Work instruction 1 ▸ In the text on Y. mayrianum workers, what is their approximate length?
Work instruction 2 ▸ Please list every species named in the text on Y. mayrianum workers.

Extract provided ▸

Workers of Y. mayrianum range in length from approximately 4 to 5 mm and look very similar to workers of Y. geinitzi. In both species the indent behind the first abdominal segment is broader and shallower than seen in Y. constrictus, Y. samlandicus and Y. intermedius. Also unlike the other three species the first abdominal segments surface is smooth and unsculptured. Y. mayrianum can be distinguished from Y. geinitzi by the amount of hairs found on the workers body. In Y. mayrianum there is abundant erect hair covering the entire body, on the underside head capsule and along the eye margins and leg undersides. In contrast Y. geinitzi workers have smooth eye margins and legs, and a sparse scattering of hairs on the mesosoma, last segments of the abdomen and along the upper side of the head.

Provided records ▸
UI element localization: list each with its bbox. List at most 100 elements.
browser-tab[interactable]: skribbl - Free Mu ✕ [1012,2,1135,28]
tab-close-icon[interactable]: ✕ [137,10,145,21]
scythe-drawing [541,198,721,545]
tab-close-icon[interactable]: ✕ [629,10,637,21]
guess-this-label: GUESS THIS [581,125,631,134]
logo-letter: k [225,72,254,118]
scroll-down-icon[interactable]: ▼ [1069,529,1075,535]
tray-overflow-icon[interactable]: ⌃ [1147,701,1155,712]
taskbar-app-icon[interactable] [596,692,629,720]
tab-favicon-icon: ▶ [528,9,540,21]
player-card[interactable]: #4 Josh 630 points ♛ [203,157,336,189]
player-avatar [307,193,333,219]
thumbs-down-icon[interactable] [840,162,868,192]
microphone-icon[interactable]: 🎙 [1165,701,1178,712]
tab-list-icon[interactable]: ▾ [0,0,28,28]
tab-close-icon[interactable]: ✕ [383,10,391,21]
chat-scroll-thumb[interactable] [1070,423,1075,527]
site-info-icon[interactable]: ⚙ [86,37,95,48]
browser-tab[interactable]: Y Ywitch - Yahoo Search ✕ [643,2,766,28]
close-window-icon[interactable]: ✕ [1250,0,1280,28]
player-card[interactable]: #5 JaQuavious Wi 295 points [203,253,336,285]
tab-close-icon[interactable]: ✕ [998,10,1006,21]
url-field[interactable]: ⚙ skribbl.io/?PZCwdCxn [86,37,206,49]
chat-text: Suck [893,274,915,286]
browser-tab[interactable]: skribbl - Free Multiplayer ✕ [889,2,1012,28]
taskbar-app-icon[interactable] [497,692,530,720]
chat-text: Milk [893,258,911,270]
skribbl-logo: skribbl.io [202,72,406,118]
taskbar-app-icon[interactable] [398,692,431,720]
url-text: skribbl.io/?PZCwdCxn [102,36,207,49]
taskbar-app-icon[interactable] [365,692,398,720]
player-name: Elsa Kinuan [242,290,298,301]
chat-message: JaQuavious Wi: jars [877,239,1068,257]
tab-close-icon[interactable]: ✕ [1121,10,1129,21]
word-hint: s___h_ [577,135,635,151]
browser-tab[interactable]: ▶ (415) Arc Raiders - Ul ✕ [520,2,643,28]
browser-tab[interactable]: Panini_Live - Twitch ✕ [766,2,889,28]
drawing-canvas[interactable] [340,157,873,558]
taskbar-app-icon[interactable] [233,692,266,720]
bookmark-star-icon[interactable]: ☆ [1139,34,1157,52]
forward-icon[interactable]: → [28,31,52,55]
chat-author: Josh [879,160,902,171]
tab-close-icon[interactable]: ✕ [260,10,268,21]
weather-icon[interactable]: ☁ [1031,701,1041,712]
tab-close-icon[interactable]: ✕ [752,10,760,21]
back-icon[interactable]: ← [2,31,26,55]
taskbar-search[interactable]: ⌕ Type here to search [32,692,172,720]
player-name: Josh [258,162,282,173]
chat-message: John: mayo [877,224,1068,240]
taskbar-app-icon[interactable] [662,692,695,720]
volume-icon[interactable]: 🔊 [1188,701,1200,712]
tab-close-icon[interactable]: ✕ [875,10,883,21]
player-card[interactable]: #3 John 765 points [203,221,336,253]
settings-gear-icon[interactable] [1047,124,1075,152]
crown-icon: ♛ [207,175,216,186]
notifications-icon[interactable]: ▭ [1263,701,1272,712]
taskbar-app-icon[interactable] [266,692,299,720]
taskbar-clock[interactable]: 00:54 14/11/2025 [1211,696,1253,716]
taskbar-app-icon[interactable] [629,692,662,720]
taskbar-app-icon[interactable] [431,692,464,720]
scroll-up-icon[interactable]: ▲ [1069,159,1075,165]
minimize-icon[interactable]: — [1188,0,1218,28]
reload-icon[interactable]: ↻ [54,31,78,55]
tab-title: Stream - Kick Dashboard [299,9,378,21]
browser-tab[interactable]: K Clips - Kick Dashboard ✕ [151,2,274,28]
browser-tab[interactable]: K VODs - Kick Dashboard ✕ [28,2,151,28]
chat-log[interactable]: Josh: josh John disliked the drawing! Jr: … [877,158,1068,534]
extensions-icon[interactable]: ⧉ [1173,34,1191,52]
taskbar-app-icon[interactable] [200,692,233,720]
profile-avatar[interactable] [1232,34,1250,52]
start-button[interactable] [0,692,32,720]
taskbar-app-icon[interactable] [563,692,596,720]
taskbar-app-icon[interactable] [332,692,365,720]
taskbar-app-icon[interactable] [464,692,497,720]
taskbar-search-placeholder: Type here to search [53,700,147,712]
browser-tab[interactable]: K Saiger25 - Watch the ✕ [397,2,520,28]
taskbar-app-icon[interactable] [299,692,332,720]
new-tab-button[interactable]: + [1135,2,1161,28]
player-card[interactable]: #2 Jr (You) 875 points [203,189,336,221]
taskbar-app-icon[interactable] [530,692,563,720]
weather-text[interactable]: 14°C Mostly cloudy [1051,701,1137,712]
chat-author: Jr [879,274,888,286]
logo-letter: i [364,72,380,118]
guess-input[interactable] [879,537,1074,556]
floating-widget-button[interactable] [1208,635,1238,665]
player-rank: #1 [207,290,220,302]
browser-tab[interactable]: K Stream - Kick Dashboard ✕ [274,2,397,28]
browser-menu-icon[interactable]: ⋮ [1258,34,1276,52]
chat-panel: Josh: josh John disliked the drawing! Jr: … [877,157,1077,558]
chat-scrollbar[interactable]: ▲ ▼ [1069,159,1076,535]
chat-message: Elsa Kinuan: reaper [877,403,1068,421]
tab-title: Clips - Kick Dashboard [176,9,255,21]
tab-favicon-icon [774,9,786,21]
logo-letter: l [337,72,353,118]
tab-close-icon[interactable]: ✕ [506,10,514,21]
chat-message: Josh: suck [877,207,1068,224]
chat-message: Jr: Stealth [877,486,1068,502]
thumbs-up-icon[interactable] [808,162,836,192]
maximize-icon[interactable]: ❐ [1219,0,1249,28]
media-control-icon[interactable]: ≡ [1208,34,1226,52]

Expected output 1 ▸ About 4 to 5 mm.

Expected output 2 ▸ Y. mayrianum, Y. geinitzi, Y. constrictus, Y. samlandicus, Y. intermedius